What the task asks:
Print each line exactly as it is given.

## START

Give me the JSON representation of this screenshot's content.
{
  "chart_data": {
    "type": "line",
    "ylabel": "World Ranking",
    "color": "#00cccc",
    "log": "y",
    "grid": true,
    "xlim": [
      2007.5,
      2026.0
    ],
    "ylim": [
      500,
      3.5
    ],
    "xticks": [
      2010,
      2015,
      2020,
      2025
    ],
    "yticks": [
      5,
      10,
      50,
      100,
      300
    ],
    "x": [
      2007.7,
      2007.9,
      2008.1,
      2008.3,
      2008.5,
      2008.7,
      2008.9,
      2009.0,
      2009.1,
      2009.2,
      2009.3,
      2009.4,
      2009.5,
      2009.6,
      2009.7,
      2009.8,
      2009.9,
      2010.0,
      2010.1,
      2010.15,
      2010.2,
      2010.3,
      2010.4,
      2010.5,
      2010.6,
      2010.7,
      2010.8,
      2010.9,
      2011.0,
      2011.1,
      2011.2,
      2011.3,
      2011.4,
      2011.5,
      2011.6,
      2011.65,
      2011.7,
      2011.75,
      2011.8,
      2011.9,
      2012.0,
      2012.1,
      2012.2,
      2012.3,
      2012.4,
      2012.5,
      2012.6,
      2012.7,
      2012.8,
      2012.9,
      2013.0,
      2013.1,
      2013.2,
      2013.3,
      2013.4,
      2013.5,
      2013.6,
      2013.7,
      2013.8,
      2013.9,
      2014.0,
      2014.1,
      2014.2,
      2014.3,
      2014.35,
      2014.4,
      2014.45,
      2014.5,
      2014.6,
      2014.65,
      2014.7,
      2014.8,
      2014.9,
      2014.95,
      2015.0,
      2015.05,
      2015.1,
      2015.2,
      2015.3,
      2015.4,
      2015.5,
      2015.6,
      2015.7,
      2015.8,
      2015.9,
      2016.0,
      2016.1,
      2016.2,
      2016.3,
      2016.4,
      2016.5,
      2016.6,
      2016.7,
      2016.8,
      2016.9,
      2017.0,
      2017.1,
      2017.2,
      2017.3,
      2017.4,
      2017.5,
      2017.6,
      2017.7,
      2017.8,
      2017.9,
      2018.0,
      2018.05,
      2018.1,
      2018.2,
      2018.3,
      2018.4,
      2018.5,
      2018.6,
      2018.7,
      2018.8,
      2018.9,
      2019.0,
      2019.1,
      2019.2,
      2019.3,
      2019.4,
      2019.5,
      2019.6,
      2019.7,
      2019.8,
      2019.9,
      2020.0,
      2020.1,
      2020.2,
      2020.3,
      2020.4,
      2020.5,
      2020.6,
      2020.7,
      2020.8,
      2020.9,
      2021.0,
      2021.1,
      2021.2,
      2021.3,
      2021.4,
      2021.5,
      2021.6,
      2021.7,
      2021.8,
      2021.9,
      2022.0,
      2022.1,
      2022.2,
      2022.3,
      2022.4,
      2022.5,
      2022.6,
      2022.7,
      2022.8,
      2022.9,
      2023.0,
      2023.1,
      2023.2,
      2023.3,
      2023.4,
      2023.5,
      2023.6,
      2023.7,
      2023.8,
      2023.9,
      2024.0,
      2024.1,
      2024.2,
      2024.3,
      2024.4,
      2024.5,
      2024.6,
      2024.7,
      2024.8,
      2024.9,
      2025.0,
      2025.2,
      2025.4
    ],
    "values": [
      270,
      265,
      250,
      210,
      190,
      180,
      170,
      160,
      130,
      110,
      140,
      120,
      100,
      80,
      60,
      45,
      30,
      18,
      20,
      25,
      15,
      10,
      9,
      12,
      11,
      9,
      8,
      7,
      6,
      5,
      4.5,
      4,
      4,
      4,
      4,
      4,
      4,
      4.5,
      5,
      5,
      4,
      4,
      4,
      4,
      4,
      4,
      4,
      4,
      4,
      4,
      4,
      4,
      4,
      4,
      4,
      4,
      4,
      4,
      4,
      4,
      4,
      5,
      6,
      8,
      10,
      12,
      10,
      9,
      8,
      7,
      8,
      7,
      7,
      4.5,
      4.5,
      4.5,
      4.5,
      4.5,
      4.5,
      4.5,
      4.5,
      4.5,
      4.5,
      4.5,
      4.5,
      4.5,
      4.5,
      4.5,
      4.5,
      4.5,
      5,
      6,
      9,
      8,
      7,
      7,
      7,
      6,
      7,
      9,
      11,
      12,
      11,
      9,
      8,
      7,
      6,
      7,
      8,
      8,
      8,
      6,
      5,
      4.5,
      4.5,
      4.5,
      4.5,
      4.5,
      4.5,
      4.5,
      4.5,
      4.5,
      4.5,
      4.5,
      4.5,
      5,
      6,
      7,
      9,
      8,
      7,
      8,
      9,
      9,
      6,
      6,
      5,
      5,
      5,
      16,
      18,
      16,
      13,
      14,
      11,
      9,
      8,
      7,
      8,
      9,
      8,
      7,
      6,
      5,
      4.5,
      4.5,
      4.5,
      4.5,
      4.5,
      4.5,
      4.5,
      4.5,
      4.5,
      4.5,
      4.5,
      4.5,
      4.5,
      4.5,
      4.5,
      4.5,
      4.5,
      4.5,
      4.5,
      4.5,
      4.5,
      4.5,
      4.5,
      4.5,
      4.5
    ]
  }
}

## END

Solution:
Give me the JSON representation of this screenshot's content.
{
  "chart_data": {
    "type": "line",
    "ylabel": "World Ranking",
    "color": "#00cccc",
    "log": "y",
    "grid": true,
    "xlim": [
      2007.5,
      2026.0
    ],
    "ylim": [
      500,
      3.5
    ],
    "xticks": [
      2010,
      2015,
      2020,
      2025
    ],
    "yticks": [
      5,
      10,
      50,
      100,
      300
    ],
    "x": [
      2007.7,
      2007.9,
      2008.1,
      2008.3,
      2008.5,
      2008.7,
      2008.9,
      2009.0,
      2009.1,
      2009.2,
      2009.3,
      2009.4,
      2009.5,
      2009.6,
      2009.7,
      2009.8,
      2009.9,
      2010.0,
      2010.1,
      2010.15,
      2010.2,
      2010.3,
      2010.4,
      2010.5,
      2010.6,
      2010.7,
      2010.8,
      2010.9,
      2011.0,
      2011.1,
      2011.2,
      2011.3,
      2011.4,
      2011.5,
      2011.6,
      2011.65,
      2011.7,
      2011.75,
      2011.8,
      2011.9,
      2012.0,
      2012.1,
      2012.2,
      2012.3,
      2012.4,
      2012.5,
      2012.6,
      2012.7,
      2012.8,
      2012.9,
      2013.0,
      2013.1,
      2013.2,
      2013.3,
      2013.4,
      2013.5,
      2013.6,
      2013.7,
      2013.8,
      2013.9,
      2014.0,
      2014.1,
      2014.2,
      2014.3,
      2014.35,
      2014.4,
      2014.45,
      2014.5,
      2014.6,
      2014.65,
      2014.7,
      2014.8,
      2014.9,
      2014.95,
      2015.0,
      2015.05,
      2015.1,
      2015.2,
      2015.3,
      2015.4,
      2015.5,
      2015.6,
      2015.7,
      2015.8,
      2015.9,
      2016.0,
      2016.1,
      2016.2,
      2016.3,
      2016.4,
      2016.5,
      2016.6,
      2016.7,
      2016.8,
      2016.9,
      2017.0,
      2017.1,
      2017.2,
      2017.3,
      2017.4,
      2017.5,
      2017.6,
      2017.7,
      2017.8,
      2017.9,
      2018.0,
      2018.05,
      2018.1,
      2018.2,
      2018.3,
      2018.4,
      2018.5,
      2018.6,
      2018.7,
      2018.8,
      2018.9,
      2019.0,
      2019.1,
      2019.2,
      2019.3,
      2019.4,
      2019.5,
      2019.6,
      2019.7,
      2019.8,
      2019.9,
      2020.0,
      2020.1,
      2020.2,
      2020.3,
      2020.4,
      2020.5,
      2020.6,
      2020.7,
      2020.8,
      2020.9,
      2021.0,
      2021.1,
      2021.2,
      2021.3,
      2021.4,
      2021.5,
      2021.6,
      2021.7,
      2021.8,
      2021.9,
      2022.0,
      2022.1,
      2022.2,
      2022.3,
      2022.4,
      2022.5,
      2022.6,
      2022.7,
      2022.8,
      2022.9,
      2023.0,
      2023.1,
      2023.2,
      2023.3,
      2023.4,
      2023.5,
      2023.6,
      2023.7,
      2023.8,
      2023.9,
      2024.0,
      2024.1,
      2024.2,
      2024.3,
      2024.4,
      2024.5,
      2024.6,
      2024.7,
      2024.8,
      2024.9,
      2025.0,
      2025.2,
      2025.4
    ],
    "values": [
      270,
      265,
      250,
      210,
      190,
      180,
      170,
      160,
      130,
      110,
      140,
      120,
      100,
      80,
      60,
      45,
      30,
      18,
      20,
      25,
      15,
      10,
      9,
      12,
      11,
      9,
      8,
      7,
      6,
      5,
      4.5,
      4,
      4,
      4,
      4,
      4,
      4,
      4.5,
      5,
      5,
      4,
      4,
      4,
      4,
      4,
      4,
      4,
      4,
      4,
      4,
      4,
      4,
      4,
      4,
      4,
      4,
      4,
      4,
      4,
      4,
      4,
      5,
      6,
      8,
      10,
      12,
      10,
      9,
      8,
      7,
      8,
      7,
      7,
      4.5,
      4.5,
      4.5,
      4.5,
      4.5,
      4.5,
      4.5,
      4.5,
      4.5,
      4.5,
      4.5,
      4.5,
      4.5,
      4.5,
      4.5,
      4.5,
      4.5,
      5,
      6,
      9,
      8,
      7,
      7,
      7,
      6,
      7,
      9,
      11,
      12,
      11,
      9,
      8,
      7,
      6,
      7,
      8,
      8,
      8,
      6,
      5,
      4.5,
      4.5,
      4.5,
      4.5,
      4.5,
      4.5,
      4.5,
      4.5,
      4.5,
      4.5,
      4.5,
      4.5,
      5,
      6,
      7,
      9,
      8,
      7,
      8,
      9,
      9,
      6,
      6,
      5,
      5,
      5,
      16,
      18,
      16,
      13,
      14,
      11,
      9,
      8,
      7,
      8,
      9,
      8,
      7,
      6,
      5,
      4.5,
      4.5,
      4.5,
      4.5,
      4.5,
      4.5,
      4.5,
      4.5,
      4.5,
      4.5,
      4.5,
      4.5,
      4.5,
      4.5,
      4.5,
      4.5,
      4.5,
      4.5,
      4.5,
      4.5,
      4.5,
      4.5,
      4.5,
      4.5,
      4.5
    ]
  }
}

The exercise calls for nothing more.